__EXERCISE__:
Scan the material for the word "patient", and copy each line where it shows up.

__RECORDS__:

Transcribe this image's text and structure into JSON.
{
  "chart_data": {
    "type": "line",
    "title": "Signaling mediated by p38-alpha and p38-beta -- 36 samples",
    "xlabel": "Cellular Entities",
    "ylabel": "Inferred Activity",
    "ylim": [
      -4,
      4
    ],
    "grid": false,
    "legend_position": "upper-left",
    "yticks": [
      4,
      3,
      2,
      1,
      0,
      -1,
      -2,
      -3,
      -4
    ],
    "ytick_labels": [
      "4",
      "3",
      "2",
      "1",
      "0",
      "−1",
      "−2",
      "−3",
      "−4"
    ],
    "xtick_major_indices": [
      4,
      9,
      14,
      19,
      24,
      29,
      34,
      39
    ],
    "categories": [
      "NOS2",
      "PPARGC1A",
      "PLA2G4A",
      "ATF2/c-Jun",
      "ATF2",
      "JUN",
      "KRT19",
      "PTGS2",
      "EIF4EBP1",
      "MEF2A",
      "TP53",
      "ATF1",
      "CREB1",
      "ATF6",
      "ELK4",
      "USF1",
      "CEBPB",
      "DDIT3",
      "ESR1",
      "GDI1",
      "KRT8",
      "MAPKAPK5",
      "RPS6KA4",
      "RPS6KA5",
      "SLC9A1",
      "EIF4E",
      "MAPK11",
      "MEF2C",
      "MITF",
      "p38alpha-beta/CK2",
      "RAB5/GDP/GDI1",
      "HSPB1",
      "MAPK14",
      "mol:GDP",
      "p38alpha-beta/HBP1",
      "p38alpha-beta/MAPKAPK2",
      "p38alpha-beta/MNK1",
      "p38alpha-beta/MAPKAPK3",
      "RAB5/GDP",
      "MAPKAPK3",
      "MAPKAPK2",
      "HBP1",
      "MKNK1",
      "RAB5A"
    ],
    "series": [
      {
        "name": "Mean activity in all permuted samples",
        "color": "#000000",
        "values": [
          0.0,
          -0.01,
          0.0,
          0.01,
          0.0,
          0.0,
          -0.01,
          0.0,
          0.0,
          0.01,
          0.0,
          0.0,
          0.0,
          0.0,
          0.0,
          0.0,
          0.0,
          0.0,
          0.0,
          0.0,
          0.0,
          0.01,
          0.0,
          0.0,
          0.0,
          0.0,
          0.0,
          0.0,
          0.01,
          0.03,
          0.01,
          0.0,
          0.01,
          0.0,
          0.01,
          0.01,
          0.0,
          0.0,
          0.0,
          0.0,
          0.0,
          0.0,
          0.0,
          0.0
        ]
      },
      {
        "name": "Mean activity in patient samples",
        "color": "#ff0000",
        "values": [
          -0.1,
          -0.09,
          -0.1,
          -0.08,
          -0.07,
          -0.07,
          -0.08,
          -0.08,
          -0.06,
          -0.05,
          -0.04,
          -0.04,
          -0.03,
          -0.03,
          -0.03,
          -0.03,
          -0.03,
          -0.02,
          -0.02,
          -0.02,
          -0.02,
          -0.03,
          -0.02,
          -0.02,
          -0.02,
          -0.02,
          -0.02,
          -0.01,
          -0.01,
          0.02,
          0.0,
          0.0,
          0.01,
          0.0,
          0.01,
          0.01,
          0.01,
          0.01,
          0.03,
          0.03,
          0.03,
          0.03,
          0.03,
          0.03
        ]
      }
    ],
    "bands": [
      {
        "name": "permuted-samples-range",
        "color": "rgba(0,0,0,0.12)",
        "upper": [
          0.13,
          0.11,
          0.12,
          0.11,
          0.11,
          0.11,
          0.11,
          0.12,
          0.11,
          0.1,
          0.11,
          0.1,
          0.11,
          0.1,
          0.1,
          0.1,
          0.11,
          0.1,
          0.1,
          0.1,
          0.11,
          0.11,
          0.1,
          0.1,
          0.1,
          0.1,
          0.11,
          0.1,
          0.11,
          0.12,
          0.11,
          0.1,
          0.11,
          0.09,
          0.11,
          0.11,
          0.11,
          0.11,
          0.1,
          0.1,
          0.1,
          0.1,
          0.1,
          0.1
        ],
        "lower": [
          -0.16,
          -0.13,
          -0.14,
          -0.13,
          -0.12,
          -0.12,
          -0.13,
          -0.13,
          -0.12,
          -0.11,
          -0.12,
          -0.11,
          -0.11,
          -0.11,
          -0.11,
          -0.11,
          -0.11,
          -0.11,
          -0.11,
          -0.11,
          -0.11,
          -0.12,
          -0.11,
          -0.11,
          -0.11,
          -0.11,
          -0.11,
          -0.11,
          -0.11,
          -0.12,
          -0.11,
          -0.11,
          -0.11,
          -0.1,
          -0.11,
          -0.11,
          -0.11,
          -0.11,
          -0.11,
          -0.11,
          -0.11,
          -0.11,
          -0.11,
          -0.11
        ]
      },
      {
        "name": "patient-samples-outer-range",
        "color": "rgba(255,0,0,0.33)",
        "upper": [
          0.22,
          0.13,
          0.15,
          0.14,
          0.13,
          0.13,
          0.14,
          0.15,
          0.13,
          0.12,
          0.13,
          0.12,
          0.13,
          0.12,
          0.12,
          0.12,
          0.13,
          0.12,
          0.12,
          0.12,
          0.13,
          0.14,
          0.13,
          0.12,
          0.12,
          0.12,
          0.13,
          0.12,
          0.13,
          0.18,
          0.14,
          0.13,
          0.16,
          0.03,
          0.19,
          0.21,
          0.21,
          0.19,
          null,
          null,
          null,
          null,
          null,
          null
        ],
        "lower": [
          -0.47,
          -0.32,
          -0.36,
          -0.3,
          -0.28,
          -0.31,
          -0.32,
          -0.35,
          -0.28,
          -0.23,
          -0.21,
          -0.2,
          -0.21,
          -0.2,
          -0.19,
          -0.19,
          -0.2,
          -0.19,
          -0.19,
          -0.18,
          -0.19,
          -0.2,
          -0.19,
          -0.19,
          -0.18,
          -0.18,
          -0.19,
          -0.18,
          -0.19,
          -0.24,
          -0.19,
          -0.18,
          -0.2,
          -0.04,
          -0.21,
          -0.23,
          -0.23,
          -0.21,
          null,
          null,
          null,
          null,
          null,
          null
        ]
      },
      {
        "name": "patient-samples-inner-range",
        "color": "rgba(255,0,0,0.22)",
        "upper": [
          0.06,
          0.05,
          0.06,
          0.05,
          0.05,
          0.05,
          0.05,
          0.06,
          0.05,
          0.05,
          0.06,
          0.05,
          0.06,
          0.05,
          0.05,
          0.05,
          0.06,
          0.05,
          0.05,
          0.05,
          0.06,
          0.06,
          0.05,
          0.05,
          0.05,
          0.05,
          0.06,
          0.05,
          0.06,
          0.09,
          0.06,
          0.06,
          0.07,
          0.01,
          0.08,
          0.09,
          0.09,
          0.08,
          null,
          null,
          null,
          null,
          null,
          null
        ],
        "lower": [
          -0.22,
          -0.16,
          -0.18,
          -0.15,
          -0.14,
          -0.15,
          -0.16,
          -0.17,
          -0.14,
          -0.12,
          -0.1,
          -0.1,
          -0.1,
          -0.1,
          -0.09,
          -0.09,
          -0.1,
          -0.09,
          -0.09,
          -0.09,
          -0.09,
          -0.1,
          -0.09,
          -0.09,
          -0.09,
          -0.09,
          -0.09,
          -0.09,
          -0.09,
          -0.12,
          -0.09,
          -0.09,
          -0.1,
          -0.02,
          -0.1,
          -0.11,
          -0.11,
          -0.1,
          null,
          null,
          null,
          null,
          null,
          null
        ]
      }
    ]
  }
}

__REPLY TO THE EXERCISE__:
        "name": "Mean activity in patient samples",
        "name": "patient-samples-outer-range",
        "name": "patient-samples-inner-range",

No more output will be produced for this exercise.